→ Dataset records:

====

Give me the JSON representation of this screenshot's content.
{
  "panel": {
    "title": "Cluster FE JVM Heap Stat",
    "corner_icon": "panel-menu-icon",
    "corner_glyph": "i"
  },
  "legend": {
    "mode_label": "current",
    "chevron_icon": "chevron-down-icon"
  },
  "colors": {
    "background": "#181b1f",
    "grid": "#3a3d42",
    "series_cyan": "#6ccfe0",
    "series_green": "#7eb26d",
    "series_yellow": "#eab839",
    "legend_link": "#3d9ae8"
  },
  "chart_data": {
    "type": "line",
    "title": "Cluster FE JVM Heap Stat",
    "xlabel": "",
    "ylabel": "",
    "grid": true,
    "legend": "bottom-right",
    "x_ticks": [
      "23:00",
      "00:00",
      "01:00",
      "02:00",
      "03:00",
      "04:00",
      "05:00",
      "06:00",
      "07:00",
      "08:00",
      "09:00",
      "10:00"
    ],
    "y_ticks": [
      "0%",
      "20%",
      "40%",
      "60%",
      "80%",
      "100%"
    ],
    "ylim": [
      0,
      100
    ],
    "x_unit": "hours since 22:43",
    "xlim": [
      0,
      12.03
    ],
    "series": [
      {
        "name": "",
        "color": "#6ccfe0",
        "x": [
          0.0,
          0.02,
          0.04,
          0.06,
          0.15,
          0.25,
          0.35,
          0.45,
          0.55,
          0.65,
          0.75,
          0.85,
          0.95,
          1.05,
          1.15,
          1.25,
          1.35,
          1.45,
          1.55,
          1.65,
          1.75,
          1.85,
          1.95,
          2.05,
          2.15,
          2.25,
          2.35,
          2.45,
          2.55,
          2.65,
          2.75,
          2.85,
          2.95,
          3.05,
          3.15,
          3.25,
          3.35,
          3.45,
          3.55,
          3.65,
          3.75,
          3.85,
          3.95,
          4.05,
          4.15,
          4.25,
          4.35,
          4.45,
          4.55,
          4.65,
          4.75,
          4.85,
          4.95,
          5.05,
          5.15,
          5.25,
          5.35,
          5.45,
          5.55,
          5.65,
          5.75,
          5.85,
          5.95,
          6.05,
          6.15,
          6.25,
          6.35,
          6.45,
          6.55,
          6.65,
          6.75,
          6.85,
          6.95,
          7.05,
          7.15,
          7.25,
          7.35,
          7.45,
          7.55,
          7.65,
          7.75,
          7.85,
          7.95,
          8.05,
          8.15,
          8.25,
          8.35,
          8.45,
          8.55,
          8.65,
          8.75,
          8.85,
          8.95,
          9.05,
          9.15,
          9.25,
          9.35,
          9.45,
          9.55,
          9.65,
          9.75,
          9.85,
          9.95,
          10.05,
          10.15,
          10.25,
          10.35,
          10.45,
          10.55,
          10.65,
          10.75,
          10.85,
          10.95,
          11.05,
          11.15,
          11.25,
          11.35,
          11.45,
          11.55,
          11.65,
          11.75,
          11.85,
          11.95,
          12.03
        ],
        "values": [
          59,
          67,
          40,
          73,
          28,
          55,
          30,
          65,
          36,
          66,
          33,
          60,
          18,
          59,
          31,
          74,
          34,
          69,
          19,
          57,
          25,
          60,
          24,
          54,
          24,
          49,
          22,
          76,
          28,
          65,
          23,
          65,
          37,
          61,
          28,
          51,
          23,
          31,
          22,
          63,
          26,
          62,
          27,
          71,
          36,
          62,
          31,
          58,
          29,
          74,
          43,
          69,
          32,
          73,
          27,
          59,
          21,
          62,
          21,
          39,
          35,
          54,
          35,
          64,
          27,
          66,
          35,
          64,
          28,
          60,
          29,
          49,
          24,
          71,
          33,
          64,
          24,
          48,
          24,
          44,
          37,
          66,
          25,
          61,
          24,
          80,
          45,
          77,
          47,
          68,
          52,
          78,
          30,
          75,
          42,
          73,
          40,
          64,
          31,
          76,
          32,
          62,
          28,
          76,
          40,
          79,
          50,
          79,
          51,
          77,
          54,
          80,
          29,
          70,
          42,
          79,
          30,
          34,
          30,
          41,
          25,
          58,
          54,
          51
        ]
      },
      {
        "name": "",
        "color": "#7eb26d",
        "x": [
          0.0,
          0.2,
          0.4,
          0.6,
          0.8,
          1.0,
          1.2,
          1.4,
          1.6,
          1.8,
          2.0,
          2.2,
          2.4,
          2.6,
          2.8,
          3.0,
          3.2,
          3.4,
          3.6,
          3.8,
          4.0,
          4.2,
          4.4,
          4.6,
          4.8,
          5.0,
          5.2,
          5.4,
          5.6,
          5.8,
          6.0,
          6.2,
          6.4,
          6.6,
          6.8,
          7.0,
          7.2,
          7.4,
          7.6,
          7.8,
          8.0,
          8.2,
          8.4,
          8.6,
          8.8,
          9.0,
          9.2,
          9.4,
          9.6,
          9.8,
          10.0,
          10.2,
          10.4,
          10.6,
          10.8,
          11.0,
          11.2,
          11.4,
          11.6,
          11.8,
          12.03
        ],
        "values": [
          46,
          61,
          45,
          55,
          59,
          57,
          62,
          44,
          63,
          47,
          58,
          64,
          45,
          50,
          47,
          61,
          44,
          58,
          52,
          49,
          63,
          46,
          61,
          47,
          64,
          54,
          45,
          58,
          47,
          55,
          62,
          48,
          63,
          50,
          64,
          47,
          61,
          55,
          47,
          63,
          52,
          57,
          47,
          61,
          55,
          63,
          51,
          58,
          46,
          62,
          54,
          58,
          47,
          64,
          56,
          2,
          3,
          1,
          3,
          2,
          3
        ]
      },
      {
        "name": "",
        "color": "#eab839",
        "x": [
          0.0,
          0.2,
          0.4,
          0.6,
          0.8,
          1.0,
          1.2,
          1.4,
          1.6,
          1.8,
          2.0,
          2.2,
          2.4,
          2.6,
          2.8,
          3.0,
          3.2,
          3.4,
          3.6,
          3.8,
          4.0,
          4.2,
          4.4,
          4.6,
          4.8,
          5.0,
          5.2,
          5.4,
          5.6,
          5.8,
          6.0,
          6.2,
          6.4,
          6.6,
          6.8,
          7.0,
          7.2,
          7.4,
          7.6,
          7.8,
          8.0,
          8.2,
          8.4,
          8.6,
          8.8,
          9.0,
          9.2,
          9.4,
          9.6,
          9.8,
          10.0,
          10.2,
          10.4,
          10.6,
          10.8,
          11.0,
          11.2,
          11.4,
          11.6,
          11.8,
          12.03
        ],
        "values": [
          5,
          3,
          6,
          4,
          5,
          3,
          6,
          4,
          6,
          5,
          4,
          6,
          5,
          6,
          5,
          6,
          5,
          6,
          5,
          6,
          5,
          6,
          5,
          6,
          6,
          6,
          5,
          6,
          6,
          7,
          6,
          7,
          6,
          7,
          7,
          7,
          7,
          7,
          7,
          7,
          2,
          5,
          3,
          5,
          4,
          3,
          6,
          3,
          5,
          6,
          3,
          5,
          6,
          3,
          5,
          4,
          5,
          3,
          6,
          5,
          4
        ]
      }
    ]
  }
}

====

→ Given task: Give all of the entries again, word for word.

→ Problem solution:
Give me the JSON representation of this screenshot's content.
{
  "panel": {
    "title": "Cluster FE JVM Heap Stat",
    "corner_icon": "panel-menu-icon",
    "corner_glyph": "i"
  },
  "legend": {
    "mode_label": "current",
    "chevron_icon": "chevron-down-icon"
  },
  "colors": {
    "background": "#181b1f",
    "grid": "#3a3d42",
    "series_cyan": "#6ccfe0",
    "series_green": "#7eb26d",
    "series_yellow": "#eab839",
    "legend_link": "#3d9ae8"
  },
  "chart_data": {
    "type": "line",
    "title": "Cluster FE JVM Heap Stat",
    "xlabel": "",
    "ylabel": "",
    "grid": true,
    "legend": "bottom-right",
    "x_ticks": [
      "23:00",
      "00:00",
      "01:00",
      "02:00",
      "03:00",
      "04:00",
      "05:00",
      "06:00",
      "07:00",
      "08:00",
      "09:00",
      "10:00"
    ],
    "y_ticks": [
      "0%",
      "20%",
      "40%",
      "60%",
      "80%",
      "100%"
    ],
    "ylim": [
      0,
      100
    ],
    "x_unit": "hours since 22:43",
    "xlim": [
      0,
      12.03
    ],
    "series": [
      {
        "name": "",
        "color": "#6ccfe0",
        "x": [
          0.0,
          0.02,
          0.04,
          0.06,
          0.15,
          0.25,
          0.35,
          0.45,
          0.55,
          0.65,
          0.75,
          0.85,
          0.95,
          1.05,
          1.15,
          1.25,
          1.35,
          1.45,
          1.55,
          1.65,
          1.75,
          1.85,
          1.95,
          2.05,
          2.15,
          2.25,
          2.35,
          2.45,
          2.55,
          2.65,
          2.75,
          2.85,
          2.95,
          3.05,
          3.15,
          3.25,
          3.35,
          3.45,
          3.55,
          3.65,
          3.75,
          3.85,
          3.95,
          4.05,
          4.15,
          4.25,
          4.35,
          4.45,
          4.55,
          4.65,
          4.75,
          4.85,
          4.95,
          5.05,
          5.15,
          5.25,
          5.35,
          5.45,
          5.55,
          5.65,
          5.75,
          5.85,
          5.95,
          6.05,
          6.15,
          6.25,
          6.35,
          6.45,
          6.55,
          6.65,
          6.75,
          6.85,
          6.95,
          7.05,
          7.15,
          7.25,
          7.35,
          7.45,
          7.55,
          7.65,
          7.75,
          7.85,
          7.95,
          8.05,
          8.15,
          8.25,
          8.35,
          8.45,
          8.55,
          8.65,
          8.75,
          8.85,
          8.95,
          9.05,
          9.15,
          9.25,
          9.35,
          9.45,
          9.55,
          9.65,
          9.75,
          9.85,
          9.95,
          10.05,
          10.15,
          10.25,
          10.35,
          10.45,
          10.55,
          10.65,
          10.75,
          10.85,
          10.95,
          11.05,
          11.15,
          11.25,
          11.35,
          11.45,
          11.55,
          11.65,
          11.75,
          11.85,
          11.95,
          12.03
        ],
        "values": [
          59,
          67,
          40,
          73,
          28,
          55,
          30,
          65,
          36,
          66,
          33,
          60,
          18,
          59,
          31,
          74,
          34,
          69,
          19,
          57,
          25,
          60,
          24,
          54,
          24,
          49,
          22,
          76,
          28,
          65,
          23,
          65,
          37,
          61,
          28,
          51,
          23,
          31,
          22,
          63,
          26,
          62,
          27,
          71,
          36,
          62,
          31,
          58,
          29,
          74,
          43,
          69,
          32,
          73,
          27,
          59,
          21,
          62,
          21,
          39,
          35,
          54,
          35,
          64,
          27,
          66,
          35,
          64,
          28,
          60,
          29,
          49,
          24,
          71,
          33,
          64,
          24,
          48,
          24,
          44,
          37,
          66,
          25,
          61,
          24,
          80,
          45,
          77,
          47,
          68,
          52,
          78,
          30,
          75,
          42,
          73,
          40,
          64,
          31,
          76,
          32,
          62,
          28,
          76,
          40,
          79,
          50,
          79,
          51,
          77,
          54,
          80,
          29,
          70,
          42,
          79,
          30,
          34,
          30,
          41,
          25,
          58,
          54,
          51
        ]
      },
      {
        "name": "",
        "color": "#7eb26d",
        "x": [
          0.0,
          0.2,
          0.4,
          0.6,
          0.8,
          1.0,
          1.2,
          1.4,
          1.6,
          1.8,
          2.0,
          2.2,
          2.4,
          2.6,
          2.8,
          3.0,
          3.2,
          3.4,
          3.6,
          3.8,
          4.0,
          4.2,
          4.4,
          4.6,
          4.8,
          5.0,
          5.2,
          5.4,
          5.6,
          5.8,
          6.0,
          6.2,
          6.4,
          6.6,
          6.8,
          7.0,
          7.2,
          7.4,
          7.6,
          7.8,
          8.0,
          8.2,
          8.4,
          8.6,
          8.8,
          9.0,
          9.2,
          9.4,
          9.6,
          9.8,
          10.0,
          10.2,
          10.4,
          10.6,
          10.8,
          11.0,
          11.2,
          11.4,
          11.6,
          11.8,
          12.03
        ],
        "values": [
          46,
          61,
          45,
          55,
          59,
          57,
          62,
          44,
          63,
          47,
          58,
          64,
          45,
          50,
          47,
          61,
          44,
          58,
          52,
          49,
          63,
          46,
          61,
          47,
          64,
          54,
          45,
          58,
          47,
          55,
          62,
          48,
          63,
          50,
          64,
          47,
          61,
          55,
          47,
          63,
          52,
          57,
          47,
          61,
          55,
          63,
          51,
          58,
          46,
          62,
          54,
          58,
          47,
          64,
          56,
          2,
          3,
          1,
          3,
          2,
          3
        ]
      },
      {
        "name": "",
        "color": "#eab839",
        "x": [
          0.0,
          0.2,
          0.4,
          0.6,
          0.8,
          1.0,
          1.2,
          1.4,
          1.6,
          1.8,
          2.0,
          2.2,
          2.4,
          2.6,
          2.8,
          3.0,
          3.2,
          3.4,
          3.6,
          3.8,
          4.0,
          4.2,
          4.4,
          4.6,
          4.8,
          5.0,
          5.2,
          5.4,
          5.6,
          5.8,
          6.0,
          6.2,
          6.4,
          6.6,
          6.8,
          7.0,
          7.2,
          7.4,
          7.6,
          7.8,
          8.0,
          8.2,
          8.4,
          8.6,
          8.8,
          9.0,
          9.2,
          9.4,
          9.6,
          9.8,
          10.0,
          10.2,
          10.4,
          10.6,
          10.8,
          11.0,
          11.2,
          11.4,
          11.6,
          11.8,
          12.03
        ],
        "values": [
          5,
          3,
          6,
          4,
          5,
          3,
          6,
          4,
          6,
          5,
          4,
          6,
          5,
          6,
          5,
          6,
          5,
          6,
          5,
          6,
          5,
          6,
          5,
          6,
          6,
          6,
          5,
          6,
          6,
          7,
          6,
          7,
          6,
          7,
          7,
          7,
          7,
          7,
          7,
          7,
          2,
          5,
          3,
          5,
          4,
          3,
          6,
          3,
          5,
          6,
          3,
          5,
          6,
          3,
          5,
          4,
          5,
          3,
          6,
          5,
          4
        ]
      }
    ]
  }
}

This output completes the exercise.